-- WHAT YOU HAVE TO DO --
In the listing below, find each line that holds the string "province" and copy it.

-- THE DATA --

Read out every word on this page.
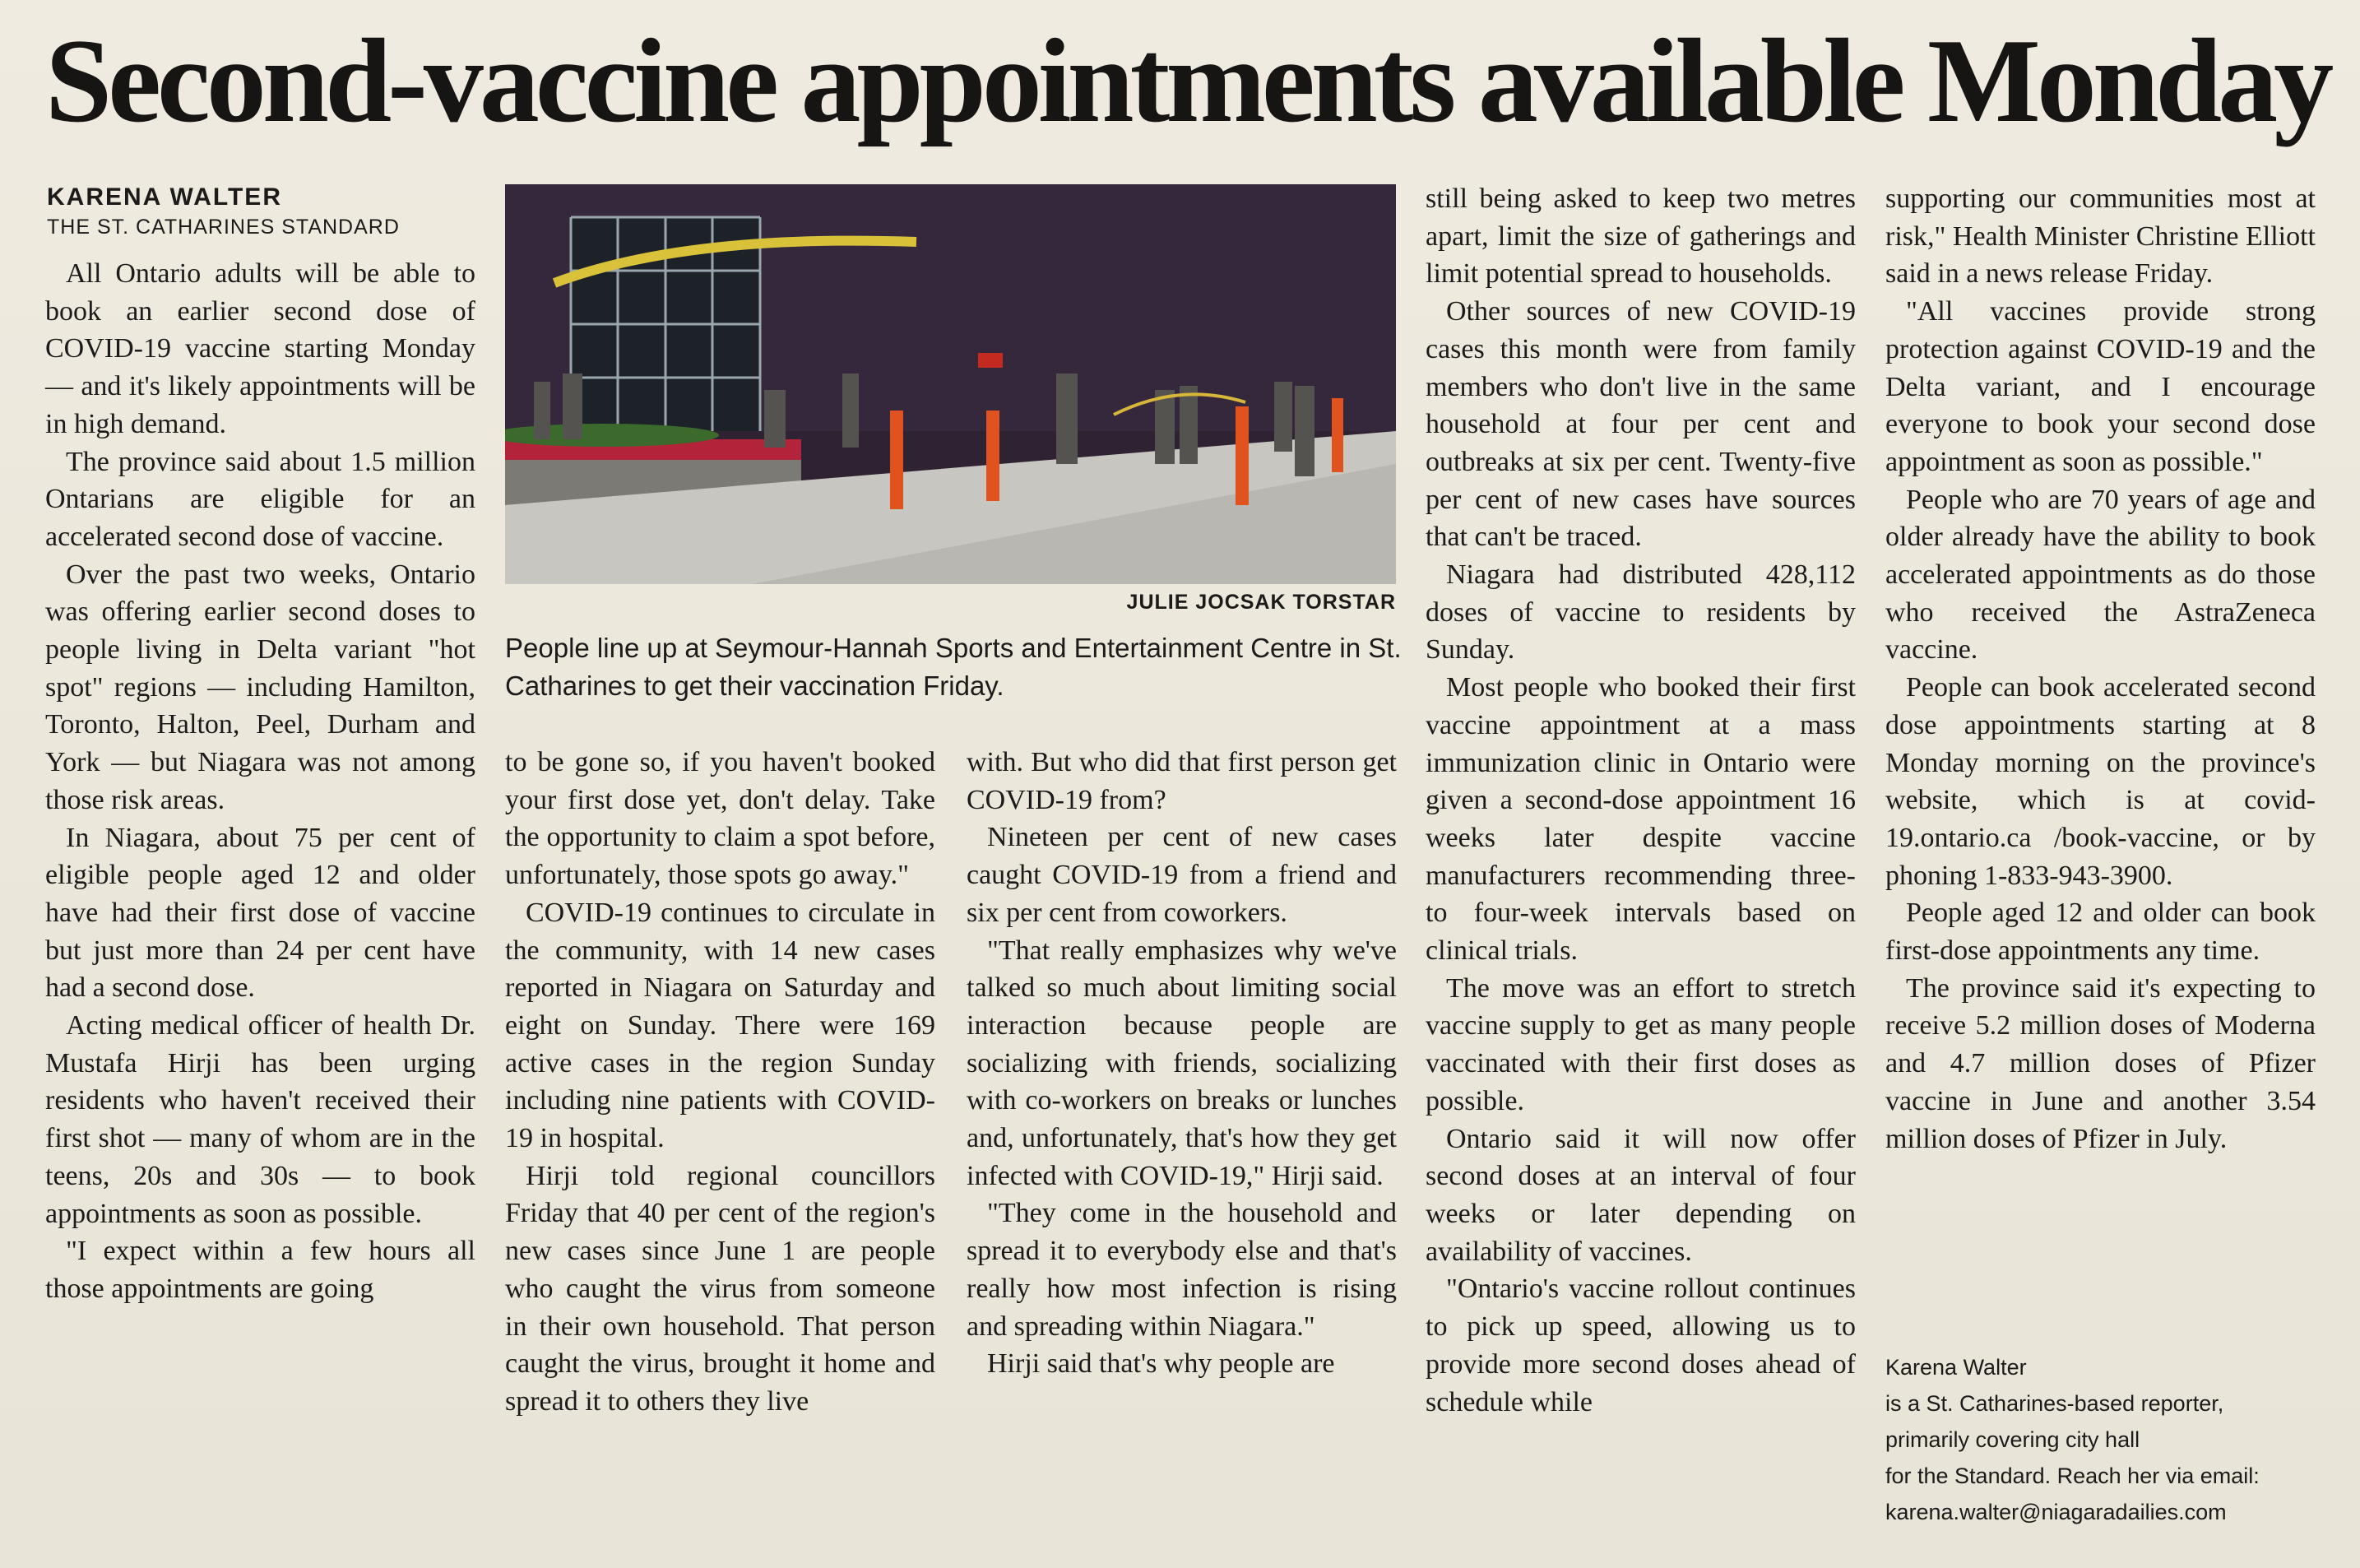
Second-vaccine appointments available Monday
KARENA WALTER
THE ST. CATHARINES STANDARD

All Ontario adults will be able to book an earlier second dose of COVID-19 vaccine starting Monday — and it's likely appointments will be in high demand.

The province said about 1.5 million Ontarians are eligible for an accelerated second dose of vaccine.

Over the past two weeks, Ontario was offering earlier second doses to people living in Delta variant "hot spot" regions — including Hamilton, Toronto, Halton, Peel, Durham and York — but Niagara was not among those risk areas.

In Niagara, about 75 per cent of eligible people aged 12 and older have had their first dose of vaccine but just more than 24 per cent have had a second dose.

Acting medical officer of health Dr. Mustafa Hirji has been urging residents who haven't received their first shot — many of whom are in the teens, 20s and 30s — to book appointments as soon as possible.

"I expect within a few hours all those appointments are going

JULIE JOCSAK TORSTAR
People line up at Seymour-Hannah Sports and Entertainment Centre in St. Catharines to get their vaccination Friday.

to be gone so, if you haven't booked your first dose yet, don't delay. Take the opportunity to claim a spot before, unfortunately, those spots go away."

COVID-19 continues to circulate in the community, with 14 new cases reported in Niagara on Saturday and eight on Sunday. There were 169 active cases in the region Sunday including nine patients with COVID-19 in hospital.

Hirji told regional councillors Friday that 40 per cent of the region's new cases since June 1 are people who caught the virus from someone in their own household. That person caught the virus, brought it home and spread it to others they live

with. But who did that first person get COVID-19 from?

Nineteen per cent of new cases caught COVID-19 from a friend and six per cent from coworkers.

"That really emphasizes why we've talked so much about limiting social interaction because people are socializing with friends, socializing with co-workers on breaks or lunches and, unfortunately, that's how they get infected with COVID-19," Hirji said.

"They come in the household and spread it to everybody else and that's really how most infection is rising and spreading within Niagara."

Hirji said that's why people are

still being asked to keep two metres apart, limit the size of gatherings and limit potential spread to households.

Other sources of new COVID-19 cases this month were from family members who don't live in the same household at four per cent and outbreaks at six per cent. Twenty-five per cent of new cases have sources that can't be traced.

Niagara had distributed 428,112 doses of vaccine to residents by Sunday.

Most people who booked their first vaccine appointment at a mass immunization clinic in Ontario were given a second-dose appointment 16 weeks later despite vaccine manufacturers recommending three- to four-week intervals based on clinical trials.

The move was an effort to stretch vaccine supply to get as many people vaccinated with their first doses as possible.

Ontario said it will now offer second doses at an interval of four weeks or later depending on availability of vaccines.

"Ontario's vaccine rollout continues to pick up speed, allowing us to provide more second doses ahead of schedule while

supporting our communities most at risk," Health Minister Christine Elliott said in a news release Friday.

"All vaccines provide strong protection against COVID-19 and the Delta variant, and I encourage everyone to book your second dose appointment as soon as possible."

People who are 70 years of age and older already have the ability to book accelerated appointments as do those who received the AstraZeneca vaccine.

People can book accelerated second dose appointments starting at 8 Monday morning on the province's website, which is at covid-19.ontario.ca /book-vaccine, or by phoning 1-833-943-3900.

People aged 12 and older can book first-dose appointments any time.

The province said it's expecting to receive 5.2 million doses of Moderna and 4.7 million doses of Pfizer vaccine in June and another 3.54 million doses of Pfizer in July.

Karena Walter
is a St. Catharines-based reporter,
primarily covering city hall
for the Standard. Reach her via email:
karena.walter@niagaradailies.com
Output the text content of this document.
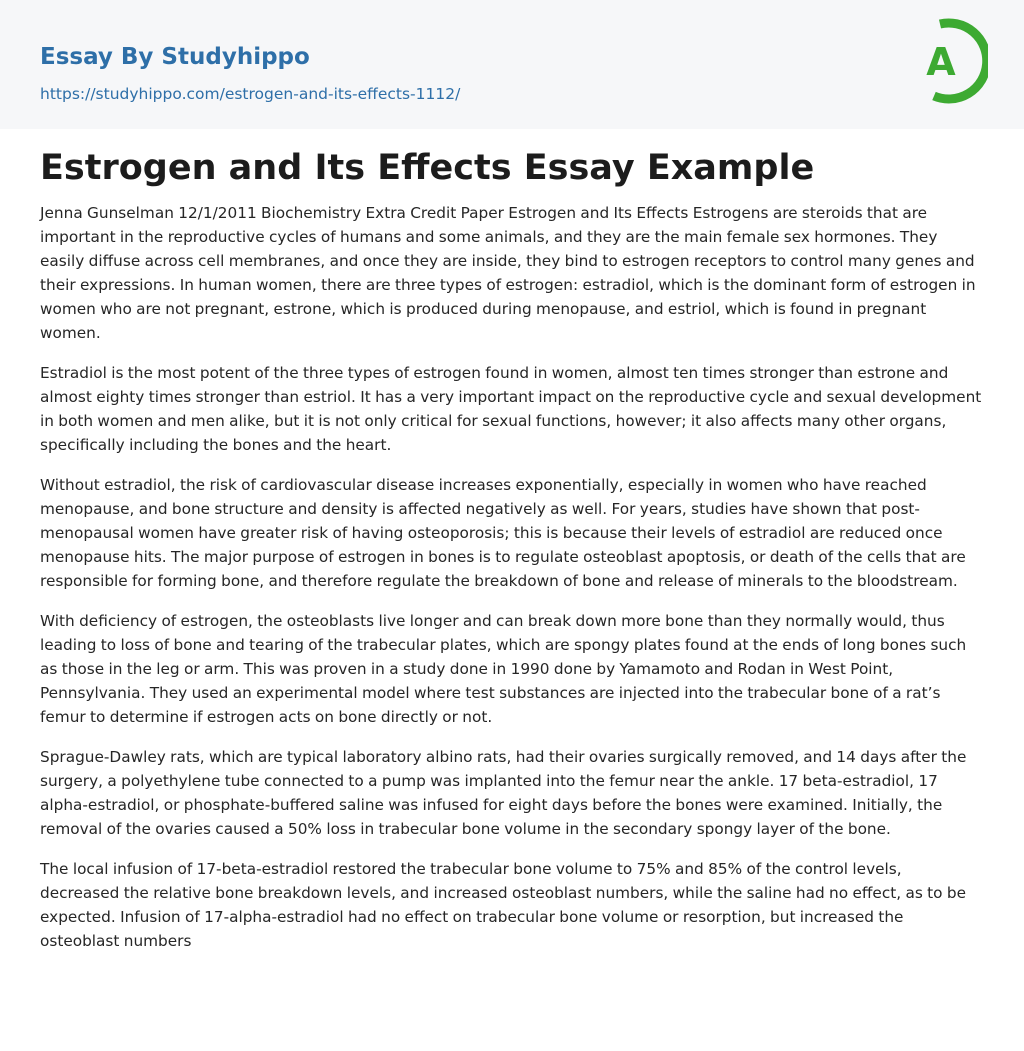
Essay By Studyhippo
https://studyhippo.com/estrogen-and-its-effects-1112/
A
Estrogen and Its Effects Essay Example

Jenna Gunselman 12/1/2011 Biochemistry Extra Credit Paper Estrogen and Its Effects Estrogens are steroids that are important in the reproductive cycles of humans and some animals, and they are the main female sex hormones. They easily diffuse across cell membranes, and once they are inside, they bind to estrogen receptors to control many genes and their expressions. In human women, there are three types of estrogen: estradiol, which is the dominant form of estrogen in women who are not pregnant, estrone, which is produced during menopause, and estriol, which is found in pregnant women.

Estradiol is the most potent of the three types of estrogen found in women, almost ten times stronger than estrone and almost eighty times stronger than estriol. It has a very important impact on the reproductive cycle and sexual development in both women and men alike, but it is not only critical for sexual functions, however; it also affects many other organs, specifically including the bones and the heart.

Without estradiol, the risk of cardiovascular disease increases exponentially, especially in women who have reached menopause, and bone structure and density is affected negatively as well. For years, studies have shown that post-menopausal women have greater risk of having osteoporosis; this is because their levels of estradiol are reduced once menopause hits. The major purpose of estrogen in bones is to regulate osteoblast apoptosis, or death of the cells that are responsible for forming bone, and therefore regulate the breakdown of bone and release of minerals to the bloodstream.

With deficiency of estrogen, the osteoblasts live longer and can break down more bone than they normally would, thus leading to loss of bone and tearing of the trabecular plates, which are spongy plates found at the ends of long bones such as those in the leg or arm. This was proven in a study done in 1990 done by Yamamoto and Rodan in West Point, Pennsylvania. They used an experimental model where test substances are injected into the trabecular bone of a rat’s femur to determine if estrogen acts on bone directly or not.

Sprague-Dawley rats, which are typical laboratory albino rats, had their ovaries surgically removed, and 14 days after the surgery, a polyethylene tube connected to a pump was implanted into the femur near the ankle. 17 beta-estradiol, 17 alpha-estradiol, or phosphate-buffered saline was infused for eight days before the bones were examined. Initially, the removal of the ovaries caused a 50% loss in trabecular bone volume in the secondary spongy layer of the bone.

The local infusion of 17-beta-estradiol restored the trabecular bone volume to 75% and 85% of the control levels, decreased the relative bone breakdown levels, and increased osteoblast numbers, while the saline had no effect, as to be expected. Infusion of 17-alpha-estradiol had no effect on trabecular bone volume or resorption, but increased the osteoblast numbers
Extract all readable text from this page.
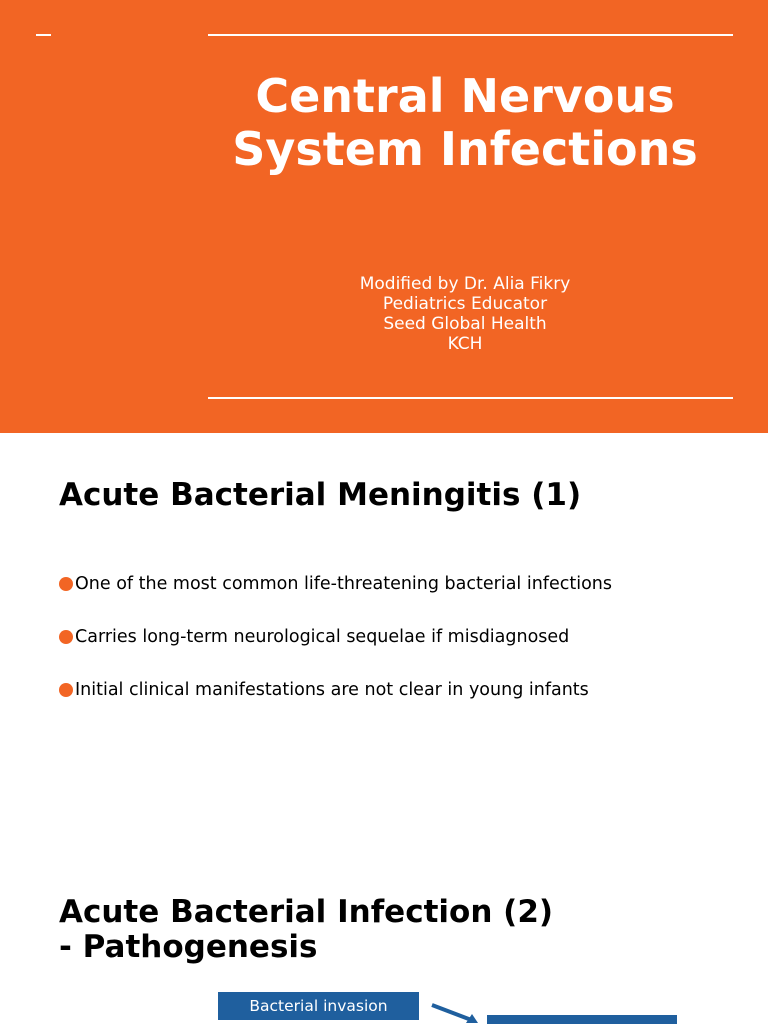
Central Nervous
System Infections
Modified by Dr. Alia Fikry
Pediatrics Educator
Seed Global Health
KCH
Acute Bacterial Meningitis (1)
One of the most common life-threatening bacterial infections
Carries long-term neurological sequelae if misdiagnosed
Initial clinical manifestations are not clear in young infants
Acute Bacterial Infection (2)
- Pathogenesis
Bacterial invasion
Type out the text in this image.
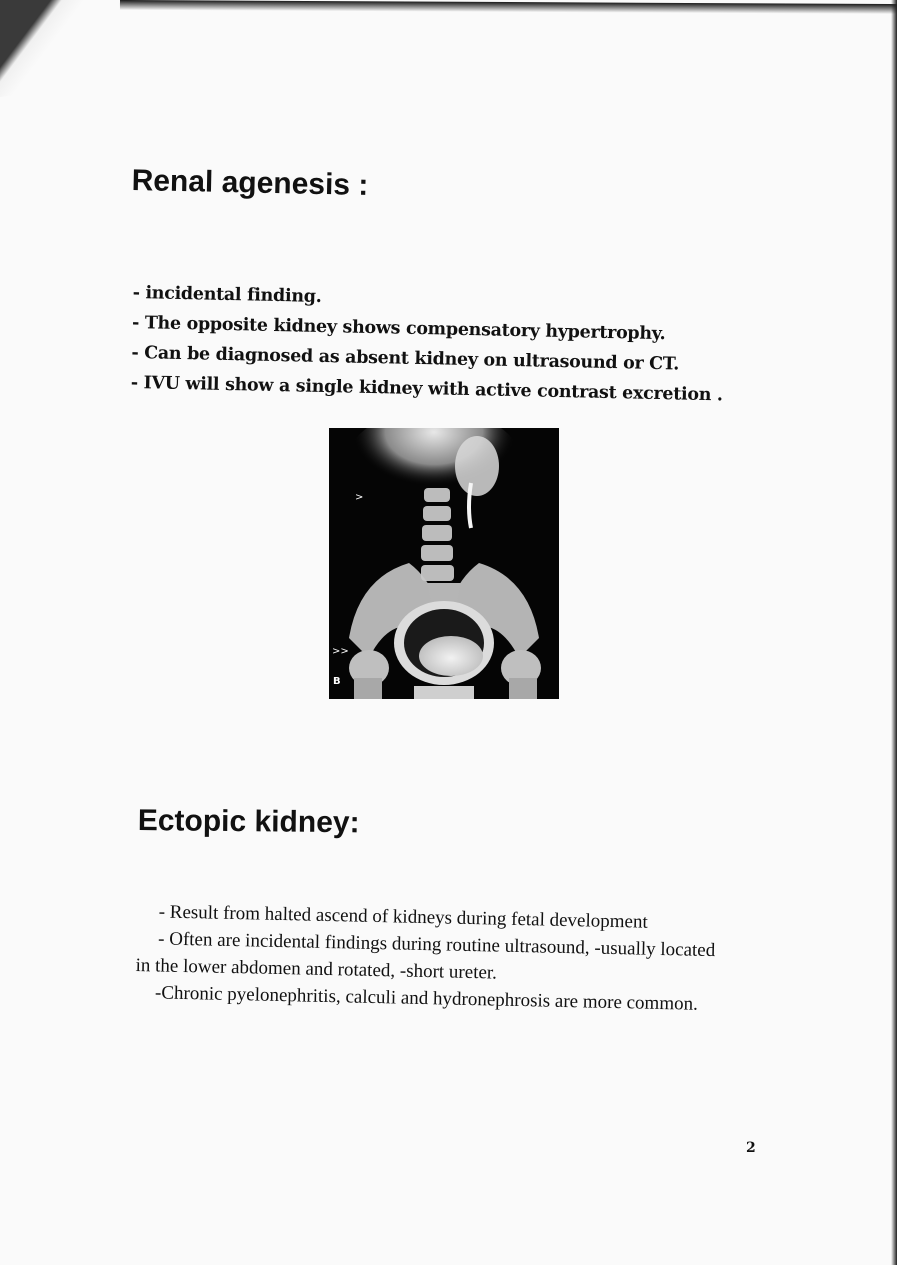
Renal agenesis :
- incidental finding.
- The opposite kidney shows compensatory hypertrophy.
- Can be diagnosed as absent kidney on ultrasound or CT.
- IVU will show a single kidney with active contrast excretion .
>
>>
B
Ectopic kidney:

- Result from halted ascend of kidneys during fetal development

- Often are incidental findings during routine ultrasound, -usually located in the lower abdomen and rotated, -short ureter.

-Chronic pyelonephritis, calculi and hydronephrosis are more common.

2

-- WRITTEN SOLUTION --
The province said about 1.5 million Ontarians are eligible for an accelerated second dose of vaccine.
People can book accelerated second dose appointments starting at 8 Monday morning on the province's website, which is at covid-19.ontario.ca /book-vaccine, or by phoning 1-833-943-3900.
The province said it's expecting to receive 5.2 million doses of Moderna and 4.7 million doses of Pfizer vaccine in June and another 3.54 million doses of Pfizer in July.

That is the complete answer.